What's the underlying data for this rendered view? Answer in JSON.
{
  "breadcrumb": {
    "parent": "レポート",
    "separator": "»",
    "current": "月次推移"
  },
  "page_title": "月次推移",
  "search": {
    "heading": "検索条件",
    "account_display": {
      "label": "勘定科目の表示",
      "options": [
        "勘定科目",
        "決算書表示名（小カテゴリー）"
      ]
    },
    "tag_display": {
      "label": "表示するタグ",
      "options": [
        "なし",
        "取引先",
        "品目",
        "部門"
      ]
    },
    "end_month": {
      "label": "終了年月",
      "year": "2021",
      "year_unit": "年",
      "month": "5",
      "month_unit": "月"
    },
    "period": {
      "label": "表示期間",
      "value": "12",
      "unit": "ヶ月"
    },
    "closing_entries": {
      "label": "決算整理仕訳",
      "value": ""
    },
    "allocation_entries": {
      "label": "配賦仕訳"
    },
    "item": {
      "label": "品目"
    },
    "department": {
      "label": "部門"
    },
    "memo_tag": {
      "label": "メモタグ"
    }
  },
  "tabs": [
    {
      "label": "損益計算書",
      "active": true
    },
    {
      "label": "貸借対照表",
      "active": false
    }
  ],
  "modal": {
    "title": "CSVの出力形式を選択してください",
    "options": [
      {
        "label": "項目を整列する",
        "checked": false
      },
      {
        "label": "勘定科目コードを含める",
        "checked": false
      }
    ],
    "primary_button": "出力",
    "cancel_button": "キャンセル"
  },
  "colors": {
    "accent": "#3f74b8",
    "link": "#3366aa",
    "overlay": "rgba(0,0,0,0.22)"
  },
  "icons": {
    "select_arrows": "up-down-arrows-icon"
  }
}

::::

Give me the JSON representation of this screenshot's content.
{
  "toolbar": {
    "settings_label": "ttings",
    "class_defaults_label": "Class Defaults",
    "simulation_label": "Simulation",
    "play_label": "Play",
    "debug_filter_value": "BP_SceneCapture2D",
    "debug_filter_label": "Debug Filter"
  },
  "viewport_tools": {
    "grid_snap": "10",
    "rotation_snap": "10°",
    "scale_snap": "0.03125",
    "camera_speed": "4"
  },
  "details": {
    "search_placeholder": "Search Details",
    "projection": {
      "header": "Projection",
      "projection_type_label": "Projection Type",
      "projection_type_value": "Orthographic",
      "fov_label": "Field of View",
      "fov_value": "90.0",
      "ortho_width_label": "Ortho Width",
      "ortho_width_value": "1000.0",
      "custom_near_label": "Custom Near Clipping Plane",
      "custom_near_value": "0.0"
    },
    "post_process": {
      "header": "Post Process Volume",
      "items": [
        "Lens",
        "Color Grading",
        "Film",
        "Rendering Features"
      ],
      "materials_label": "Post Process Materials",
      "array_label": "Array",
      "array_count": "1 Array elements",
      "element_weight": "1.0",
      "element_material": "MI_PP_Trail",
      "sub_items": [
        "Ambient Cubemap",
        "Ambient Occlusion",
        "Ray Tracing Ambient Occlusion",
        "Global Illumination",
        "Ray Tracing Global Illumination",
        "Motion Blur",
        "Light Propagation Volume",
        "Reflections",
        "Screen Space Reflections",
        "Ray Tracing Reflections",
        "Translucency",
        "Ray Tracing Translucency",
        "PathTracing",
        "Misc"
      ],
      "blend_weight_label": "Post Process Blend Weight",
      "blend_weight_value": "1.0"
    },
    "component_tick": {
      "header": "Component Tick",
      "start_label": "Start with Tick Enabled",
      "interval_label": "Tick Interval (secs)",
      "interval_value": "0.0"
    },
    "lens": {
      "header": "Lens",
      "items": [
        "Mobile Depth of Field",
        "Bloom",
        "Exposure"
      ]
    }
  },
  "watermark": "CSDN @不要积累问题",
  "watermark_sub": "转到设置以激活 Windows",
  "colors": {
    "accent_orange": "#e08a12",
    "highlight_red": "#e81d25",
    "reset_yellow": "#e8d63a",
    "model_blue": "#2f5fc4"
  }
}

::::

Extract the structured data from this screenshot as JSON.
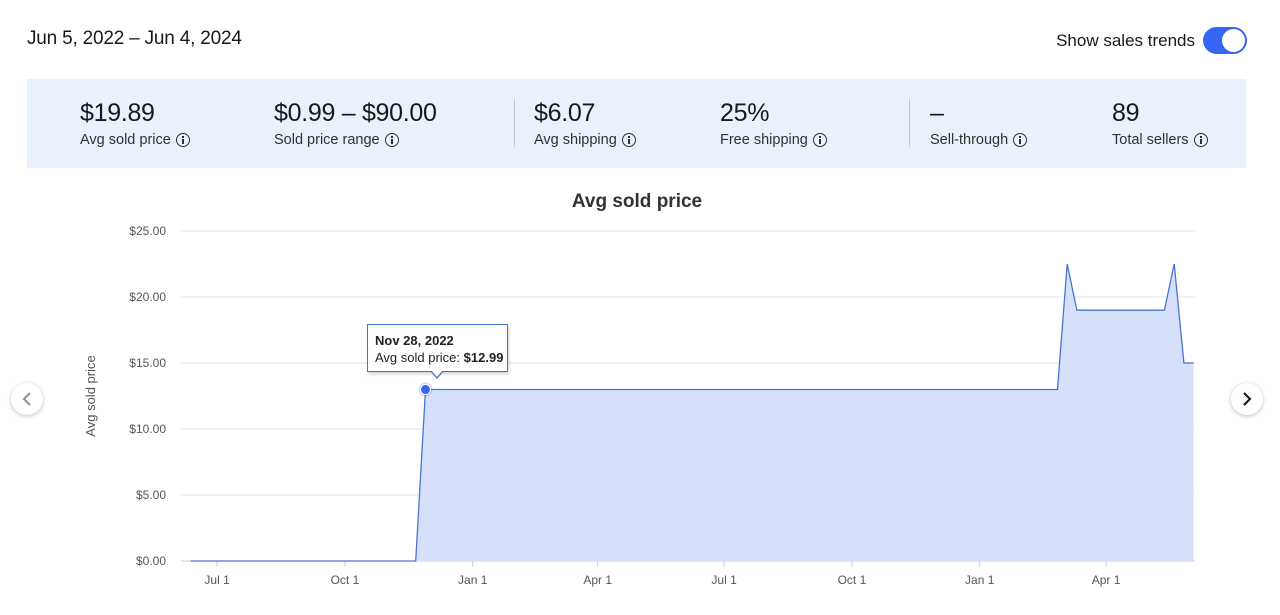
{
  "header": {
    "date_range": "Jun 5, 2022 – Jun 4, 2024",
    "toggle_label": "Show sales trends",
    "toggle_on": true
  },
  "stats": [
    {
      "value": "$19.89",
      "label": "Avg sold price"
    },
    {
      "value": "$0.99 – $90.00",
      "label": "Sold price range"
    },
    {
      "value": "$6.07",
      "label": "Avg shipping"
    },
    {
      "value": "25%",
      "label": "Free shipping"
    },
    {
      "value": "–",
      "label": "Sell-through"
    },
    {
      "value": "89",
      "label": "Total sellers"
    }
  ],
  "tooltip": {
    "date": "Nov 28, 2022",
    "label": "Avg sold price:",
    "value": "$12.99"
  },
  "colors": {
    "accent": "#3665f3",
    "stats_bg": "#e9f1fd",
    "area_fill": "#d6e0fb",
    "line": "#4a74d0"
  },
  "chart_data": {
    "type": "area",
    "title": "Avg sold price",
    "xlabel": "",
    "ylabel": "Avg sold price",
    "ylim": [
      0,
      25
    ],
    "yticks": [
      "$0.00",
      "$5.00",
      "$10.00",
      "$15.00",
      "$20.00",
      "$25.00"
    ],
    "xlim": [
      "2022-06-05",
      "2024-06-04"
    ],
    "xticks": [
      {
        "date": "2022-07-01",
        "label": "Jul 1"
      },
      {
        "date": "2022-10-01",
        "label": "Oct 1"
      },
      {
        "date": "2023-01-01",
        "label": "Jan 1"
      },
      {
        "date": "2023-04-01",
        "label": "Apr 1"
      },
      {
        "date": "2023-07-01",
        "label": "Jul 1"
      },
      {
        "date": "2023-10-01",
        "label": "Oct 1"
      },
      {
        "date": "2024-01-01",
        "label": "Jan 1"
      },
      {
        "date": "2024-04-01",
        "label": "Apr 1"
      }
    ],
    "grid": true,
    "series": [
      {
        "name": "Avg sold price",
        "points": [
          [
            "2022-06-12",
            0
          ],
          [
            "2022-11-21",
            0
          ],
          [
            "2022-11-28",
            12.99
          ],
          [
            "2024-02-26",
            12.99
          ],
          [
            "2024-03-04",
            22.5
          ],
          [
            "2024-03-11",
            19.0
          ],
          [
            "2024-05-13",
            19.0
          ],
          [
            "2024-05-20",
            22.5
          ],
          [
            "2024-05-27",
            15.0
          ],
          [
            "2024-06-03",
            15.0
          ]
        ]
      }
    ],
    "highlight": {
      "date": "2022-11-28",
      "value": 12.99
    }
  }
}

::::

▶ **Given request**
Pull out every line in the data above that has the word "Translucency".

▶ **Result**
        "Translucency",
        "Ray Tracing Translucency",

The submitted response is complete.